Dataset rows:
═══
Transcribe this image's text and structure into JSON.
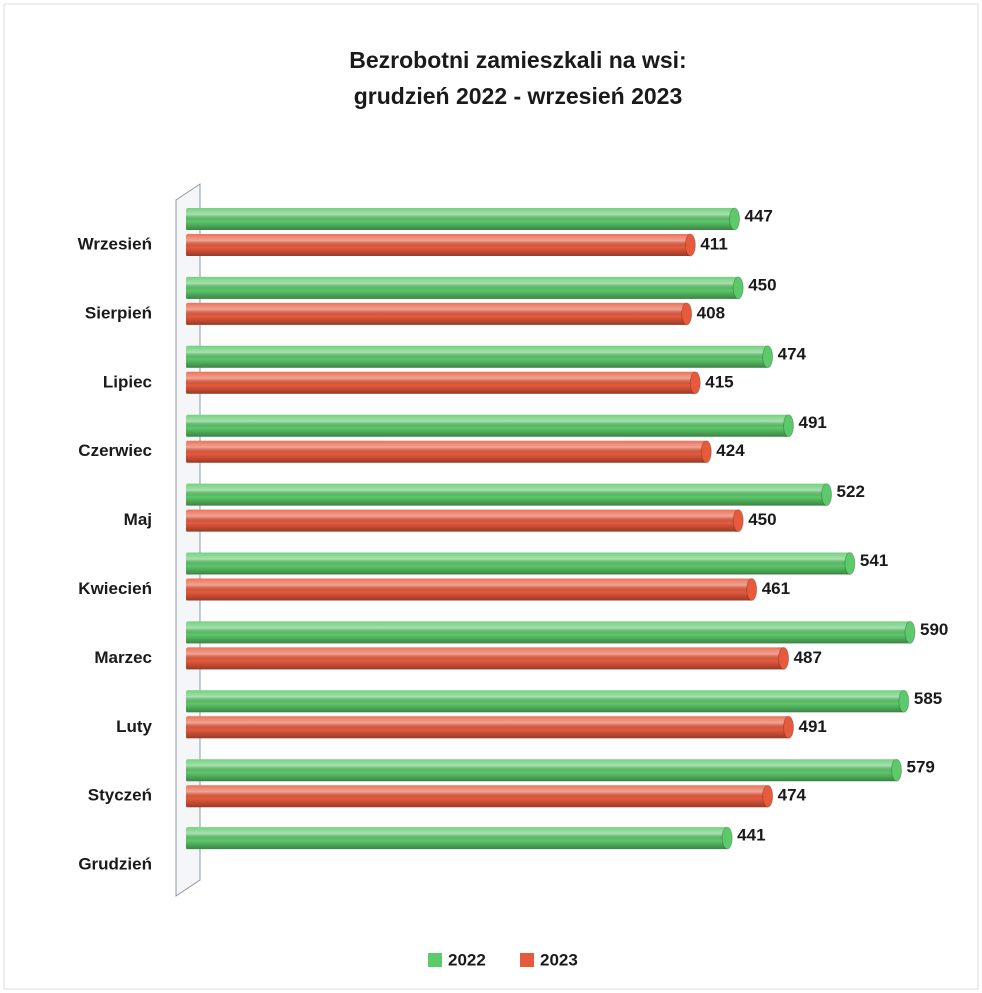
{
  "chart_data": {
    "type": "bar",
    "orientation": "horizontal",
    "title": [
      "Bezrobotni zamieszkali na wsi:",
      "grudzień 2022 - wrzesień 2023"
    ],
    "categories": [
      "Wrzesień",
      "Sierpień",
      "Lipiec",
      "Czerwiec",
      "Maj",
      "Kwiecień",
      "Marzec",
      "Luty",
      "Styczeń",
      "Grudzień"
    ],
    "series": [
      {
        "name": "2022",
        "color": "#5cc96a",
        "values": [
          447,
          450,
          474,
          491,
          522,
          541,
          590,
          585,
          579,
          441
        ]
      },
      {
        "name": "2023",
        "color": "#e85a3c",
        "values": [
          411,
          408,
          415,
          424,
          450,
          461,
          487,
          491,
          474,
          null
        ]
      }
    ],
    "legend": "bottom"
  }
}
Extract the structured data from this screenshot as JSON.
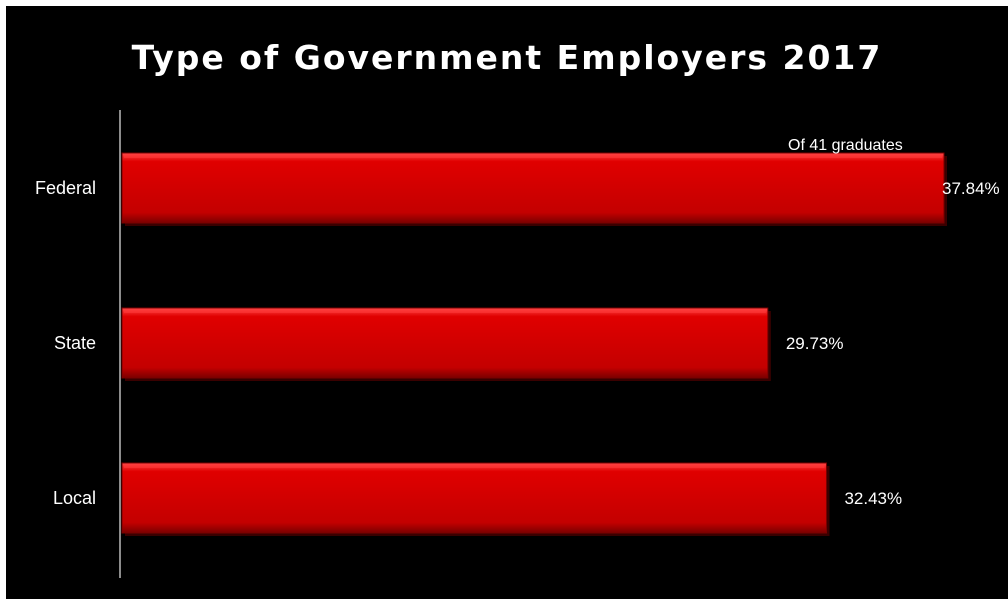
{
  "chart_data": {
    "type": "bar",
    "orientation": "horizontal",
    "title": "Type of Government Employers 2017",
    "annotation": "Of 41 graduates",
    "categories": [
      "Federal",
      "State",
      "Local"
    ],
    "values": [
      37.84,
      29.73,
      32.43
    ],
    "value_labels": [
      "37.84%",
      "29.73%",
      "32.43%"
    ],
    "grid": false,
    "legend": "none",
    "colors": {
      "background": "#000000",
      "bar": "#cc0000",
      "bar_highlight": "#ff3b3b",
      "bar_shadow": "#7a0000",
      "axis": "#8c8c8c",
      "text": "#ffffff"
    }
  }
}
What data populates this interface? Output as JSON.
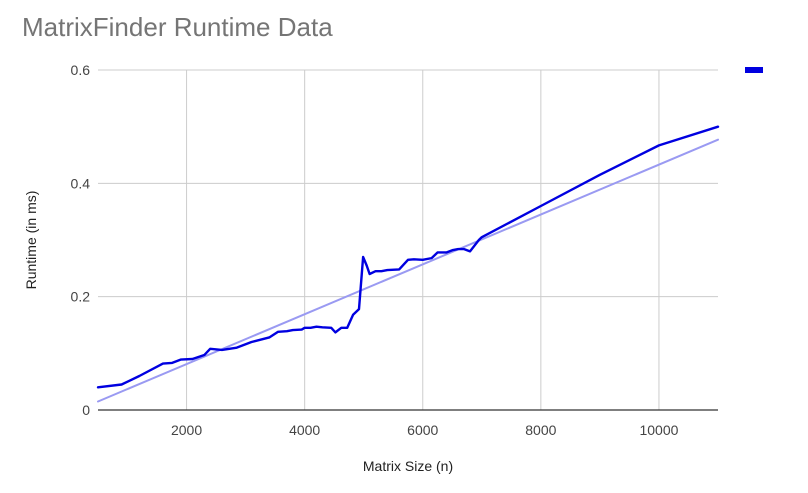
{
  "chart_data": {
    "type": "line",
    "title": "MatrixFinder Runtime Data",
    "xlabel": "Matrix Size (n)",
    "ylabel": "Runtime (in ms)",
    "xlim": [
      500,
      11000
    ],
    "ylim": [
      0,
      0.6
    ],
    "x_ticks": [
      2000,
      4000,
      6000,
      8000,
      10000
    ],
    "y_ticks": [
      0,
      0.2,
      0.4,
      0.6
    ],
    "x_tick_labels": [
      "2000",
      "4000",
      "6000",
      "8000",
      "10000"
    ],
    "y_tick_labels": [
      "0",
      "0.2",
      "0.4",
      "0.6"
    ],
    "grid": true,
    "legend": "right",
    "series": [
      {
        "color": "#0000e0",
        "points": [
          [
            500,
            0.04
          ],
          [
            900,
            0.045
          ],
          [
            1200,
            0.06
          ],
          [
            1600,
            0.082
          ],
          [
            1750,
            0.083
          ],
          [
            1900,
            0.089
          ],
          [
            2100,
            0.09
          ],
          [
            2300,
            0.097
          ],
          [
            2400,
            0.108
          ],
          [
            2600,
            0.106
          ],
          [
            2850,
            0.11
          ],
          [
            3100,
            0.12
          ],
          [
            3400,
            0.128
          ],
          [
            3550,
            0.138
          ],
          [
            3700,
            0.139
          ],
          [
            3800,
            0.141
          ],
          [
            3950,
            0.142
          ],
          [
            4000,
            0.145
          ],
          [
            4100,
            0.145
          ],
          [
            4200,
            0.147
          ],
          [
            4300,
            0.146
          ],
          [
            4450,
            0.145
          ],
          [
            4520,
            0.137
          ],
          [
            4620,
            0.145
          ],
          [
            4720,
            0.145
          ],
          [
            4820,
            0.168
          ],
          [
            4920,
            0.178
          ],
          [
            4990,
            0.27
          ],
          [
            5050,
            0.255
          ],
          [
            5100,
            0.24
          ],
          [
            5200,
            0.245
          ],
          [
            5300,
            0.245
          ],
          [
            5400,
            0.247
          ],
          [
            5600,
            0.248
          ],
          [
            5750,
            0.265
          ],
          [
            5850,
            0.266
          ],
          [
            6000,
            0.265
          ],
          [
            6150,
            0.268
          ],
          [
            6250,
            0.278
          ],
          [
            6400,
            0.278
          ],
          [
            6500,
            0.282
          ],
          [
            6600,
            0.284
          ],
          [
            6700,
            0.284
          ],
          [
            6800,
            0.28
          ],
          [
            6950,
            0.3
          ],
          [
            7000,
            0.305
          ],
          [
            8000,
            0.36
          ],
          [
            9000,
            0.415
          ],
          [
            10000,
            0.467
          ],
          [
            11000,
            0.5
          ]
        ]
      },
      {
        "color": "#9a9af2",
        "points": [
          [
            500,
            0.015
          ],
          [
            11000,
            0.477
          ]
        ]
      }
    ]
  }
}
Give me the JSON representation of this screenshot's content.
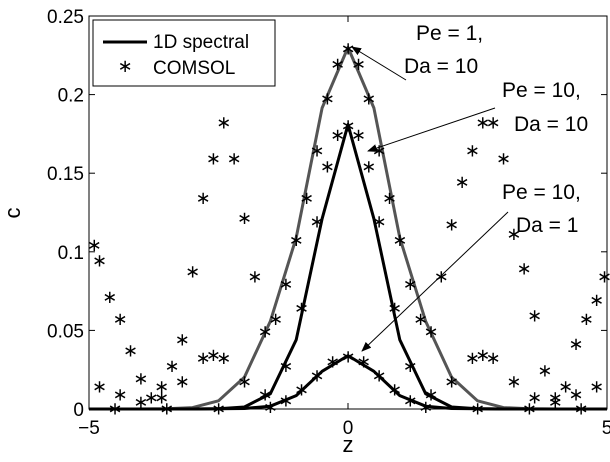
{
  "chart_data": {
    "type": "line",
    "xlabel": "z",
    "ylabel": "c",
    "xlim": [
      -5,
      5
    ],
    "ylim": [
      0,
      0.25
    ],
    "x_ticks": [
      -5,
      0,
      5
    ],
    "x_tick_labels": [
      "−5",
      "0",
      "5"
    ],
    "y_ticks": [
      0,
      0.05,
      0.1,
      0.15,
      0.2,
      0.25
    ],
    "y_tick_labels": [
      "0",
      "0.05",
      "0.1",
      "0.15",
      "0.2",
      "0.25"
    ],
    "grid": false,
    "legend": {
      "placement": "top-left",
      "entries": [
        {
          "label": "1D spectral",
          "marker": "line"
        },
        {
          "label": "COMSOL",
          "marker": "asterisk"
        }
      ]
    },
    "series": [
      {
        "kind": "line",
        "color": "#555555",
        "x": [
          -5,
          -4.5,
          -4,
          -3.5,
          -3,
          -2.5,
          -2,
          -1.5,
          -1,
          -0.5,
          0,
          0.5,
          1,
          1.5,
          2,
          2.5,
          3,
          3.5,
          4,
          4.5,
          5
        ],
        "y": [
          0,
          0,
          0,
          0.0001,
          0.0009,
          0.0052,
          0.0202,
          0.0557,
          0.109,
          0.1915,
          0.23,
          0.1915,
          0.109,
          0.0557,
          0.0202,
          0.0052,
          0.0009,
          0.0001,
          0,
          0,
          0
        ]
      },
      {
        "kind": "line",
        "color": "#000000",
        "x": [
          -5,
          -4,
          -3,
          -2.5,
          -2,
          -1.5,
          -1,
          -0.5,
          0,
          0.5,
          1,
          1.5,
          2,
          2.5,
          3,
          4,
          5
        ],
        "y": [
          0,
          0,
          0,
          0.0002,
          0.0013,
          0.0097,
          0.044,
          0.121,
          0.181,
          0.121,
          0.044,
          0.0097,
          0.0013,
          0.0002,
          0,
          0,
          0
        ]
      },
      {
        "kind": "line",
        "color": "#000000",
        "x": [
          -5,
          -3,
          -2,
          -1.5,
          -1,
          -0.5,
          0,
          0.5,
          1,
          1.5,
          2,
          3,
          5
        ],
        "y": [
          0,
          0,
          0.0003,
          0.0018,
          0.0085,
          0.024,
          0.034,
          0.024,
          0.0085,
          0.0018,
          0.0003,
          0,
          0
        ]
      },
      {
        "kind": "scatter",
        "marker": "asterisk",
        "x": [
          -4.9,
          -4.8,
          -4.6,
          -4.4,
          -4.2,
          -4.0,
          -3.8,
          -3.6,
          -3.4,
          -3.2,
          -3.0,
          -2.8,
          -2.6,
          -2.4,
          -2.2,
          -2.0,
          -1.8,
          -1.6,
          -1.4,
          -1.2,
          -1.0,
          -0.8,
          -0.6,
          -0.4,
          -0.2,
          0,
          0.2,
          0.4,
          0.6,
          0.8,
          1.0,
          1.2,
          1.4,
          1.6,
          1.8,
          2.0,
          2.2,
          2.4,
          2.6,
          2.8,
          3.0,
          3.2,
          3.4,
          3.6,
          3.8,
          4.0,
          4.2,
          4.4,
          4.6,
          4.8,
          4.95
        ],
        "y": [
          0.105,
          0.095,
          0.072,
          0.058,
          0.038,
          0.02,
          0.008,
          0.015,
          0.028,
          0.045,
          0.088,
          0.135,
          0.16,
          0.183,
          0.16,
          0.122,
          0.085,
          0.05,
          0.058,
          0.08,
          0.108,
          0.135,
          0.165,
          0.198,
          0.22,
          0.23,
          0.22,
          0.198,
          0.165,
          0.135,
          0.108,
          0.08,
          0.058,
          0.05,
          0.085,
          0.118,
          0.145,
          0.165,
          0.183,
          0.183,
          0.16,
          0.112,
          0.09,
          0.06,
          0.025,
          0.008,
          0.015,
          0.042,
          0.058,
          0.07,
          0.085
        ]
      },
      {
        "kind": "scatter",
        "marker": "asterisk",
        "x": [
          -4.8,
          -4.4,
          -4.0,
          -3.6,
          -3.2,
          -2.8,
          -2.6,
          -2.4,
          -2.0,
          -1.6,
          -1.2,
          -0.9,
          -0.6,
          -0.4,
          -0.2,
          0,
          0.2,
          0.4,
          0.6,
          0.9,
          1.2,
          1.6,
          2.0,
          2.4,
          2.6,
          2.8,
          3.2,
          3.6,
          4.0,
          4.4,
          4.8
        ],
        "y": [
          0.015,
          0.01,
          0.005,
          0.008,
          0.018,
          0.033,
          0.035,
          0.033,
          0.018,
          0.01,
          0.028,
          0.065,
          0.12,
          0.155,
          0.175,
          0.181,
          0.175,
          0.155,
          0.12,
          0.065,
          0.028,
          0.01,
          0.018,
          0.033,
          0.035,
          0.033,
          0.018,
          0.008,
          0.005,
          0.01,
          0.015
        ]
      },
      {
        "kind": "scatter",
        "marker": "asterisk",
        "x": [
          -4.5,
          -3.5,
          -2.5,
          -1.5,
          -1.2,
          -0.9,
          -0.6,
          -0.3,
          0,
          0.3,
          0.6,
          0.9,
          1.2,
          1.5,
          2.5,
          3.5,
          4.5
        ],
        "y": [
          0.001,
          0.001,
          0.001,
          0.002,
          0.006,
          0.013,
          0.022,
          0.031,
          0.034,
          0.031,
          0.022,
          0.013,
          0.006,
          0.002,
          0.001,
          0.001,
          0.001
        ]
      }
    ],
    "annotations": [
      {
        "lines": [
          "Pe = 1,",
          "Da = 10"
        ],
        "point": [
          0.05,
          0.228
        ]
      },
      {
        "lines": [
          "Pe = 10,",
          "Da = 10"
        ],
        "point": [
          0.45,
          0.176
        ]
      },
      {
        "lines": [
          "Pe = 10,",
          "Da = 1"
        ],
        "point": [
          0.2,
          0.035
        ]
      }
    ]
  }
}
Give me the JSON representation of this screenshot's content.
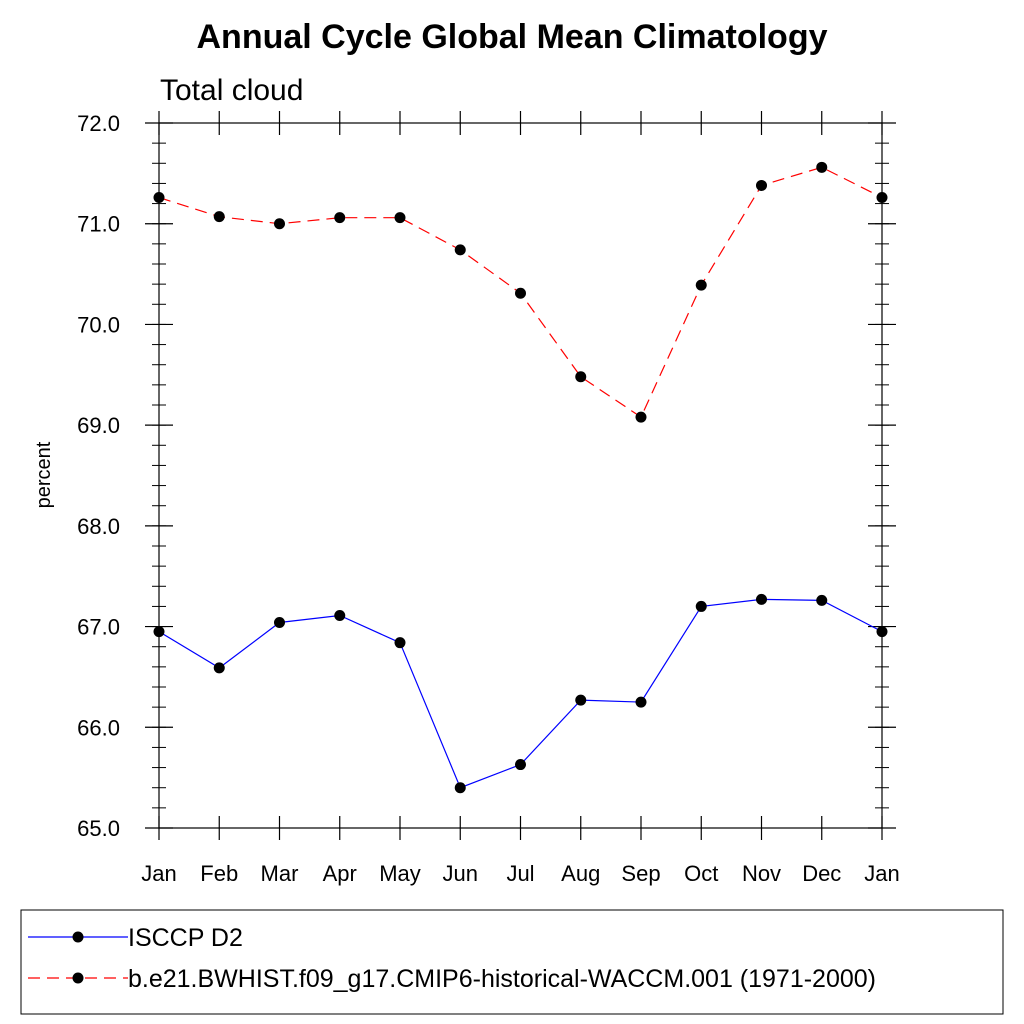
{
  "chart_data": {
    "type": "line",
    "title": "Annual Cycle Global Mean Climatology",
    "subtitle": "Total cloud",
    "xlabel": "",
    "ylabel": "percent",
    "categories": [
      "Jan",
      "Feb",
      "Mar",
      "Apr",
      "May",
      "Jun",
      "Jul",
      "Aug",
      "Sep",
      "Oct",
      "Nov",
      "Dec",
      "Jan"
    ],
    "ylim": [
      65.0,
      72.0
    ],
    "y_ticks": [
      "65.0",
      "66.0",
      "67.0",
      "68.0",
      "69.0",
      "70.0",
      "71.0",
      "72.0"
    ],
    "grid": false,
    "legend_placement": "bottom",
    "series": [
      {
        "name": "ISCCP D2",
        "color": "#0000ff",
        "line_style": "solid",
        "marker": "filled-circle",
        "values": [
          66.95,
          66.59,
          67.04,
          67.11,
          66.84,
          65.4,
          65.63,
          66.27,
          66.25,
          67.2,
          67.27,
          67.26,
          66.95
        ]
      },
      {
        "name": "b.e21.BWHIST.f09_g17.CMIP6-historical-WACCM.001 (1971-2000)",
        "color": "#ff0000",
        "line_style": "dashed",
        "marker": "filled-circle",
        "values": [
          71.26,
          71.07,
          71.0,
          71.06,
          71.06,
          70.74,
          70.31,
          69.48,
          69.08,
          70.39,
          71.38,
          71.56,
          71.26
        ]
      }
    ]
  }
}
═══
EXERCISE DESCRIPTION: Filter the entries above down to the lines containing the word "text".

OUTPUT:
Transcribe this image's text and structure into JSON.
      "text": "#ffffff"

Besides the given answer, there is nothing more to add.